> **Short exercise**
Set down the records once more, please, exactly and with the pictures left out.

> **Material for this exercise**
- - -

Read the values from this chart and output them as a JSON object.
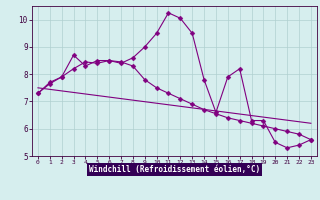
{
  "title": "",
  "xlabel": "Windchill (Refroidissement éolien,°C)",
  "bg_color": "#d6eeee",
  "plot_bg": "#d6eeee",
  "line_color": "#800080",
  "grid_color": "#b0d0d0",
  "spine_color": "#400040",
  "xlabel_bg": "#400060",
  "xlabel_fg": "#ffffff",
  "xlim": [
    -0.5,
    23.5
  ],
  "ylim": [
    5,
    10.5
  ],
  "xticks": [
    0,
    1,
    2,
    3,
    4,
    5,
    6,
    7,
    8,
    9,
    10,
    11,
    12,
    13,
    14,
    15,
    16,
    17,
    18,
    19,
    20,
    21,
    22,
    23
  ],
  "yticks": [
    5,
    6,
    7,
    8,
    9,
    10
  ],
  "line1_x": [
    0,
    1,
    2,
    3,
    4,
    5,
    6,
    7,
    8,
    9,
    10,
    11,
    12,
    13,
    14,
    15,
    16,
    17,
    18,
    19,
    20,
    21,
    22,
    23
  ],
  "line1_y": [
    7.3,
    7.7,
    7.9,
    8.7,
    8.3,
    8.5,
    8.5,
    8.4,
    8.6,
    9.0,
    9.5,
    10.25,
    10.05,
    9.5,
    7.8,
    6.6,
    7.9,
    8.2,
    6.3,
    6.3,
    5.5,
    5.3,
    5.4,
    5.6
  ],
  "line2_x": [
    0,
    1,
    2,
    3,
    4,
    5,
    6,
    7,
    8,
    9,
    10,
    11,
    12,
    13,
    14,
    15,
    16,
    17,
    18,
    19,
    20,
    21,
    22,
    23
  ],
  "line2_y": [
    7.3,
    7.65,
    7.9,
    8.2,
    8.45,
    8.4,
    8.5,
    8.45,
    8.3,
    7.8,
    7.5,
    7.3,
    7.1,
    6.9,
    6.7,
    6.55,
    6.4,
    6.3,
    6.2,
    6.1,
    6.0,
    5.9,
    5.8,
    5.6
  ],
  "line3_x": [
    0,
    23
  ],
  "line3_y": [
    7.5,
    6.2
  ]
}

- - -

> **Finished exercise**
Read the values from this chart and output them as a JSON object.
{
  "title": "",
  "xlabel": "Windchill (Refroidissement éolien,°C)",
  "bg_color": "#d6eeee",
  "plot_bg": "#d6eeee",
  "line_color": "#800080",
  "grid_color": "#b0d0d0",
  "spine_color": "#400040",
  "xlabel_bg": "#400060",
  "xlabel_fg": "#ffffff",
  "xlim": [
    -0.5,
    23.5
  ],
  "ylim": [
    5,
    10.5
  ],
  "xticks": [
    0,
    1,
    2,
    3,
    4,
    5,
    6,
    7,
    8,
    9,
    10,
    11,
    12,
    13,
    14,
    15,
    16,
    17,
    18,
    19,
    20,
    21,
    22,
    23
  ],
  "yticks": [
    5,
    6,
    7,
    8,
    9,
    10
  ],
  "line1_x": [
    0,
    1,
    2,
    3,
    4,
    5,
    6,
    7,
    8,
    9,
    10,
    11,
    12,
    13,
    14,
    15,
    16,
    17,
    18,
    19,
    20,
    21,
    22,
    23
  ],
  "line1_y": [
    7.3,
    7.7,
    7.9,
    8.7,
    8.3,
    8.5,
    8.5,
    8.4,
    8.6,
    9.0,
    9.5,
    10.25,
    10.05,
    9.5,
    7.8,
    6.6,
    7.9,
    8.2,
    6.3,
    6.3,
    5.5,
    5.3,
    5.4,
    5.6
  ],
  "line2_x": [
    0,
    1,
    2,
    3,
    4,
    5,
    6,
    7,
    8,
    9,
    10,
    11,
    12,
    13,
    14,
    15,
    16,
    17,
    18,
    19,
    20,
    21,
    22,
    23
  ],
  "line2_y": [
    7.3,
    7.65,
    7.9,
    8.2,
    8.45,
    8.4,
    8.5,
    8.45,
    8.3,
    7.8,
    7.5,
    7.3,
    7.1,
    6.9,
    6.7,
    6.55,
    6.4,
    6.3,
    6.2,
    6.1,
    6.0,
    5.9,
    5.8,
    5.6
  ],
  "line3_x": [
    0,
    23
  ],
  "line3_y": [
    7.5,
    6.2
  ]
}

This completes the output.